Chart and figure data:
-- BEGIN --

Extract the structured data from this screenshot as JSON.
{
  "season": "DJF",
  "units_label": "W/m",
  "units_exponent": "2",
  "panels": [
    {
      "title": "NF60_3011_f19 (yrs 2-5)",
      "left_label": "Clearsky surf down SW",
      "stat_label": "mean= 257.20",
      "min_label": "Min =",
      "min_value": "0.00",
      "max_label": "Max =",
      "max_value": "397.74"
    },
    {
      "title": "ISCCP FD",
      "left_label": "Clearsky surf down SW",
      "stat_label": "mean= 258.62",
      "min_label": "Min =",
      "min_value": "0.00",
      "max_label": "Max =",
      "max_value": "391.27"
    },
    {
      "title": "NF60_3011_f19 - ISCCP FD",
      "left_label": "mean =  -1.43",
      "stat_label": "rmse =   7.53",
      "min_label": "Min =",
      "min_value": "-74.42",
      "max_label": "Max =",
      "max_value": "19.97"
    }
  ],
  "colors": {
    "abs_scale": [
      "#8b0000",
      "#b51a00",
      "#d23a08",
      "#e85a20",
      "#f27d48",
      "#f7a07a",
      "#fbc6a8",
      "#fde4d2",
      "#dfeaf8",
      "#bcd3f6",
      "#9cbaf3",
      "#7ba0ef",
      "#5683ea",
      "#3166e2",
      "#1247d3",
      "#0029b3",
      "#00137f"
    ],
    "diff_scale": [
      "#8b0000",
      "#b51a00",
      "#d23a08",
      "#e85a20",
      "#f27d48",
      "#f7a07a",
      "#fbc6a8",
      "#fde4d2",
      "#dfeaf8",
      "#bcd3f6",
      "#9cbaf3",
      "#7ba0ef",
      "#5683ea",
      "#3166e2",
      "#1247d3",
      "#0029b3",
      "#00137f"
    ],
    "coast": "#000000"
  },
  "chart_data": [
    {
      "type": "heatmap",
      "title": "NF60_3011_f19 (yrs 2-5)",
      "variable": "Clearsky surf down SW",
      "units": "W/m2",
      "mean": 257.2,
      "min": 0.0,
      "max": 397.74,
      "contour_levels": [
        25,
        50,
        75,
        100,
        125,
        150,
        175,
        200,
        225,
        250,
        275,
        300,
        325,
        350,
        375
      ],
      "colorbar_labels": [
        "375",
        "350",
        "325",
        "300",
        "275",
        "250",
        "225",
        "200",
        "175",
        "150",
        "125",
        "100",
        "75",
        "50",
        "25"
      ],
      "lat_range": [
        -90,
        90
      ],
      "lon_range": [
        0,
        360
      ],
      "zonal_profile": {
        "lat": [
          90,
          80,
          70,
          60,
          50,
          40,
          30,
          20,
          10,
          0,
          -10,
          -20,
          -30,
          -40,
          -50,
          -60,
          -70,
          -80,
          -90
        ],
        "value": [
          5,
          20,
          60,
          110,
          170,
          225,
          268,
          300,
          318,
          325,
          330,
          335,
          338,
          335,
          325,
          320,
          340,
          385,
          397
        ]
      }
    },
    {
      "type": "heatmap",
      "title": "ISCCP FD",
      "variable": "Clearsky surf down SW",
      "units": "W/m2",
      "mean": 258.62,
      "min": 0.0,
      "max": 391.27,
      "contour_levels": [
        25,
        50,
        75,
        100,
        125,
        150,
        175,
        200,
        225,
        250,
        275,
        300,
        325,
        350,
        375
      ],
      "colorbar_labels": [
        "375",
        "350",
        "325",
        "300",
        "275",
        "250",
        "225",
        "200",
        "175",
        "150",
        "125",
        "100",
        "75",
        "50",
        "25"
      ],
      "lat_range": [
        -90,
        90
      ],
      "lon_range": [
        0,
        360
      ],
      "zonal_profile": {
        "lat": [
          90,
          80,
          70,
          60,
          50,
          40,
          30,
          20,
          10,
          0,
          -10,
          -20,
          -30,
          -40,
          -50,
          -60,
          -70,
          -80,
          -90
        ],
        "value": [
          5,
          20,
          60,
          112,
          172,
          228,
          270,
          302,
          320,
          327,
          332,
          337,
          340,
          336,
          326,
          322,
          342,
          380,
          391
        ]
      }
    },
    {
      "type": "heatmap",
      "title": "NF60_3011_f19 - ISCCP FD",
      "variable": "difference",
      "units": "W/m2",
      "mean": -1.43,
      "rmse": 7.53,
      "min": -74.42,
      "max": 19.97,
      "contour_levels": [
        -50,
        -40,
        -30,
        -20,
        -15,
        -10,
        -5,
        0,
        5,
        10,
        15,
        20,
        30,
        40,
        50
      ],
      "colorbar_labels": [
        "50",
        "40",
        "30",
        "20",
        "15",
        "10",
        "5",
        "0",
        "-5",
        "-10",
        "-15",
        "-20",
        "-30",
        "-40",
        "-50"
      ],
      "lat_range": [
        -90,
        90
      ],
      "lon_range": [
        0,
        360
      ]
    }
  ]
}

-- END --

Required work:
Repeat all the entries exactly as given.

Exercise solution:
Extract the structured data from this screenshot as JSON.
{
  "season": "DJF",
  "units_label": "W/m",
  "units_exponent": "2",
  "panels": [
    {
      "title": "NF60_3011_f19 (yrs 2-5)",
      "left_label": "Clearsky surf down SW",
      "stat_label": "mean= 257.20",
      "min_label": "Min =",
      "min_value": "0.00",
      "max_label": "Max =",
      "max_value": "397.74"
    },
    {
      "title": "ISCCP FD",
      "left_label": "Clearsky surf down SW",
      "stat_label": "mean= 258.62",
      "min_label": "Min =",
      "min_value": "0.00",
      "max_label": "Max =",
      "max_value": "391.27"
    },
    {
      "title": "NF60_3011_f19 - ISCCP FD",
      "left_label": "mean =  -1.43",
      "stat_label": "rmse =   7.53",
      "min_label": "Min =",
      "min_value": "-74.42",
      "max_label": "Max =",
      "max_value": "19.97"
    }
  ],
  "colors": {
    "abs_scale": [
      "#8b0000",
      "#b51a00",
      "#d23a08",
      "#e85a20",
      "#f27d48",
      "#f7a07a",
      "#fbc6a8",
      "#fde4d2",
      "#dfeaf8",
      "#bcd3f6",
      "#9cbaf3",
      "#7ba0ef",
      "#5683ea",
      "#3166e2",
      "#1247d3",
      "#0029b3",
      "#00137f"
    ],
    "diff_scale": [
      "#8b0000",
      "#b51a00",
      "#d23a08",
      "#e85a20",
      "#f27d48",
      "#f7a07a",
      "#fbc6a8",
      "#fde4d2",
      "#dfeaf8",
      "#bcd3f6",
      "#9cbaf3",
      "#7ba0ef",
      "#5683ea",
      "#3166e2",
      "#1247d3",
      "#0029b3",
      "#00137f"
    ],
    "coast": "#000000"
  },
  "chart_data": [
    {
      "type": "heatmap",
      "title": "NF60_3011_f19 (yrs 2-5)",
      "variable": "Clearsky surf down SW",
      "units": "W/m2",
      "mean": 257.2,
      "min": 0.0,
      "max": 397.74,
      "contour_levels": [
        25,
        50,
        75,
        100,
        125,
        150,
        175,
        200,
        225,
        250,
        275,
        300,
        325,
        350,
        375
      ],
      "colorbar_labels": [
        "375",
        "350",
        "325",
        "300",
        "275",
        "250",
        "225",
        "200",
        "175",
        "150",
        "125",
        "100",
        "75",
        "50",
        "25"
      ],
      "lat_range": [
        -90,
        90
      ],
      "lon_range": [
        0,
        360
      ],
      "zonal_profile": {
        "lat": [
          90,
          80,
          70,
          60,
          50,
          40,
          30,
          20,
          10,
          0,
          -10,
          -20,
          -30,
          -40,
          -50,
          -60,
          -70,
          -80,
          -90
        ],
        "value": [
          5,
          20,
          60,
          110,
          170,
          225,
          268,
          300,
          318,
          325,
          330,
          335,
          338,
          335,
          325,
          320,
          340,
          385,
          397
        ]
      }
    },
    {
      "type": "heatmap",
      "title": "ISCCP FD",
      "variable": "Clearsky surf down SW",
      "units": "W/m2",
      "mean": 258.62,
      "min": 0.0,
      "max": 391.27,
      "contour_levels": [
        25,
        50,
        75,
        100,
        125,
        150,
        175,
        200,
        225,
        250,
        275,
        300,
        325,
        350,
        375
      ],
      "colorbar_labels": [
        "375",
        "350",
        "325",
        "300",
        "275",
        "250",
        "225",
        "200",
        "175",
        "150",
        "125",
        "100",
        "75",
        "50",
        "25"
      ],
      "lat_range": [
        -90,
        90
      ],
      "lon_range": [
        0,
        360
      ],
      "zonal_profile": {
        "lat": [
          90,
          80,
          70,
          60,
          50,
          40,
          30,
          20,
          10,
          0,
          -10,
          -20,
          -30,
          -40,
          -50,
          -60,
          -70,
          -80,
          -90
        ],
        "value": [
          5,
          20,
          60,
          112,
          172,
          228,
          270,
          302,
          320,
          327,
          332,
          337,
          340,
          336,
          326,
          322,
          342,
          380,
          391
        ]
      }
    },
    {
      "type": "heatmap",
      "title": "NF60_3011_f19 - ISCCP FD",
      "variable": "difference",
      "units": "W/m2",
      "mean": -1.43,
      "rmse": 7.53,
      "min": -74.42,
      "max": 19.97,
      "contour_levels": [
        -50,
        -40,
        -30,
        -20,
        -15,
        -10,
        -5,
        0,
        5,
        10,
        15,
        20,
        30,
        40,
        50
      ],
      "colorbar_labels": [
        "50",
        "40",
        "30",
        "20",
        "15",
        "10",
        "5",
        "0",
        "-5",
        "-10",
        "-15",
        "-20",
        "-30",
        "-40",
        "-50"
      ],
      "lat_range": [
        -90,
        90
      ],
      "lon_range": [
        0,
        360
      ]
    }
  ]
}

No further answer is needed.